Working data
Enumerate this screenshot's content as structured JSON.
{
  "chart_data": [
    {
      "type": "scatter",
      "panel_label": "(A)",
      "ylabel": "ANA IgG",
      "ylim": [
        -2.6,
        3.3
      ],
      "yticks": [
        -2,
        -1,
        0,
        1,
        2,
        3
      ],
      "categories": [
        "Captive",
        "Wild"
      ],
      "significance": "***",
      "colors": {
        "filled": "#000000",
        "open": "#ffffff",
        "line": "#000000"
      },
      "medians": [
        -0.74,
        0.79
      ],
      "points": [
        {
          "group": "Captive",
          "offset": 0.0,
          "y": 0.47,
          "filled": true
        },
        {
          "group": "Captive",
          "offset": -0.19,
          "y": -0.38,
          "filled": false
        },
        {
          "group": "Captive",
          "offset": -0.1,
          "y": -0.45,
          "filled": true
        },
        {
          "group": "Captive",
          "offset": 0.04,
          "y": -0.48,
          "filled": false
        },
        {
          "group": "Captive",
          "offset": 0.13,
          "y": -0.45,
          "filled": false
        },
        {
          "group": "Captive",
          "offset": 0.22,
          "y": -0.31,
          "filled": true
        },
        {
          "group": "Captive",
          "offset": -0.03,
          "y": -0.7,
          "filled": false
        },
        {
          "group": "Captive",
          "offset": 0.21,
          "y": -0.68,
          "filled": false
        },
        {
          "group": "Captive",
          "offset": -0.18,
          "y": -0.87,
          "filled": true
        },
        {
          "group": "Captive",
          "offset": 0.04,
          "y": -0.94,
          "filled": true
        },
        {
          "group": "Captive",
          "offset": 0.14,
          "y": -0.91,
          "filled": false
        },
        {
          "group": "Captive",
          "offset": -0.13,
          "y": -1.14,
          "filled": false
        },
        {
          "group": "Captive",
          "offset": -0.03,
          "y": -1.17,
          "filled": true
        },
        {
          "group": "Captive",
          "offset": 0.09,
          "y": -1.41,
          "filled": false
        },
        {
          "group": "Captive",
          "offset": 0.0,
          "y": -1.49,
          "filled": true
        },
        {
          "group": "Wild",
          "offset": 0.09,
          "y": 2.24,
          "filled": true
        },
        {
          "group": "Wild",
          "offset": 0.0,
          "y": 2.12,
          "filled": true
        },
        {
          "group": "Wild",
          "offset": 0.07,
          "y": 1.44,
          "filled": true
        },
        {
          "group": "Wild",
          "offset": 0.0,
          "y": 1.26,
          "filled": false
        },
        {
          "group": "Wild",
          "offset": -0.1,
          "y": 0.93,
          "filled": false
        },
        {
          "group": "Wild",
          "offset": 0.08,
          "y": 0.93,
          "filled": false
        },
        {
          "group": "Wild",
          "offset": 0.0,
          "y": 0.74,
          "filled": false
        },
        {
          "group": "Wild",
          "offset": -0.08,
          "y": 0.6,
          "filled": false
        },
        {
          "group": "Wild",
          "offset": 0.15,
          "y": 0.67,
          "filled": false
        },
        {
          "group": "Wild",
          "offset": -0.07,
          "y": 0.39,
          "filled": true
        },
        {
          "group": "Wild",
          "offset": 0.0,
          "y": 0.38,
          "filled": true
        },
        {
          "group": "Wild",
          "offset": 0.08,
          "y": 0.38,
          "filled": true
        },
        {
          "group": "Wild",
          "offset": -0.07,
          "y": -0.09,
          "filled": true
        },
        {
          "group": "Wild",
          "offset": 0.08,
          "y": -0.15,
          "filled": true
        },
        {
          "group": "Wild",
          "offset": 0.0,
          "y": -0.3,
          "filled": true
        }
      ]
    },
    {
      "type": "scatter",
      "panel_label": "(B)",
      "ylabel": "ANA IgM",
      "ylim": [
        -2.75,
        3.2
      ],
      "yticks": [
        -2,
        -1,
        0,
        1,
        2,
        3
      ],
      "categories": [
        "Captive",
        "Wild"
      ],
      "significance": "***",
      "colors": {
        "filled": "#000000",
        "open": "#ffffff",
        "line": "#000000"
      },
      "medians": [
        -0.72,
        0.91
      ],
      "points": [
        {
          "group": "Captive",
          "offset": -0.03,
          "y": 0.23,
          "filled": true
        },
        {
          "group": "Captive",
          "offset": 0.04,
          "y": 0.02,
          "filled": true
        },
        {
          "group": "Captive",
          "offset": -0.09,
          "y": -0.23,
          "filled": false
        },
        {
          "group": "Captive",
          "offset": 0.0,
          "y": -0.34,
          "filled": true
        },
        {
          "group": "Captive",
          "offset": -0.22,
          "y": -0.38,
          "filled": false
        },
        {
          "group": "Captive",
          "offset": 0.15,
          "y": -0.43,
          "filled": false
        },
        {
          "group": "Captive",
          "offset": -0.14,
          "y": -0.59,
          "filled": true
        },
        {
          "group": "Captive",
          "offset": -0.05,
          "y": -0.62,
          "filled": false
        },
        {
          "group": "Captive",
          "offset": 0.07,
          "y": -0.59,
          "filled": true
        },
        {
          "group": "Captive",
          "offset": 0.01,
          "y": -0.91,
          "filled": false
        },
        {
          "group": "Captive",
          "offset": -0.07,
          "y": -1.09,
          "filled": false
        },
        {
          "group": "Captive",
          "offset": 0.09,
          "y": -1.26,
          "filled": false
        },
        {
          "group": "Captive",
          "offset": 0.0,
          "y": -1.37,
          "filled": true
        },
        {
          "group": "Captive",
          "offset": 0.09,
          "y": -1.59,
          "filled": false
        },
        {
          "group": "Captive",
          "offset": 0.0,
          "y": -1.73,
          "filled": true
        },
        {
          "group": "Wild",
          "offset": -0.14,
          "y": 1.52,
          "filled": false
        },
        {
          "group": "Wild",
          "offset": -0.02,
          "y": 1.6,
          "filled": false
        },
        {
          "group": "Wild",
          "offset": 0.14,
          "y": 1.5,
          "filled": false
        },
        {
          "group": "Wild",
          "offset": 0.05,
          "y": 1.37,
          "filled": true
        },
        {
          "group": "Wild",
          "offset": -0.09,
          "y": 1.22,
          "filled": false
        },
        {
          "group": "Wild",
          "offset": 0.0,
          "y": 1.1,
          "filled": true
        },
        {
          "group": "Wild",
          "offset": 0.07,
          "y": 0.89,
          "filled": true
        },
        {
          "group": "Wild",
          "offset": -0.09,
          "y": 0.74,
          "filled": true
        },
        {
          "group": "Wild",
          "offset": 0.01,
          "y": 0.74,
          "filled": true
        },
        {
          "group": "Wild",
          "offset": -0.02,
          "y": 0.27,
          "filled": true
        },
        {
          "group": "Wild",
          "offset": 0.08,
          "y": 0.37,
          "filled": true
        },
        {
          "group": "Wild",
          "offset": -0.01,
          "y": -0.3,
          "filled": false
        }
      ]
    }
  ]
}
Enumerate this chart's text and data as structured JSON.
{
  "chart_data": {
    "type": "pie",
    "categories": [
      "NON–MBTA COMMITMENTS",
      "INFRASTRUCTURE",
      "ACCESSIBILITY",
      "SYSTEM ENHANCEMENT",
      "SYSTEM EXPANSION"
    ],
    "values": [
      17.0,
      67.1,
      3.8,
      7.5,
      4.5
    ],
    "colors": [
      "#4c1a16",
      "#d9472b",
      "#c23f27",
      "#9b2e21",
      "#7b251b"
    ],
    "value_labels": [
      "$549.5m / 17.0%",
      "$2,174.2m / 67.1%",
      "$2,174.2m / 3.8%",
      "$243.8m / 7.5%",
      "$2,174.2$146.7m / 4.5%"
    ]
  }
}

Written exercise
List all lines in the material containing the string "JSON".

Response for this exercise
Enumerate this screenshot's content as structured JSON.
Enumerate this chart's text and data as structured JSON.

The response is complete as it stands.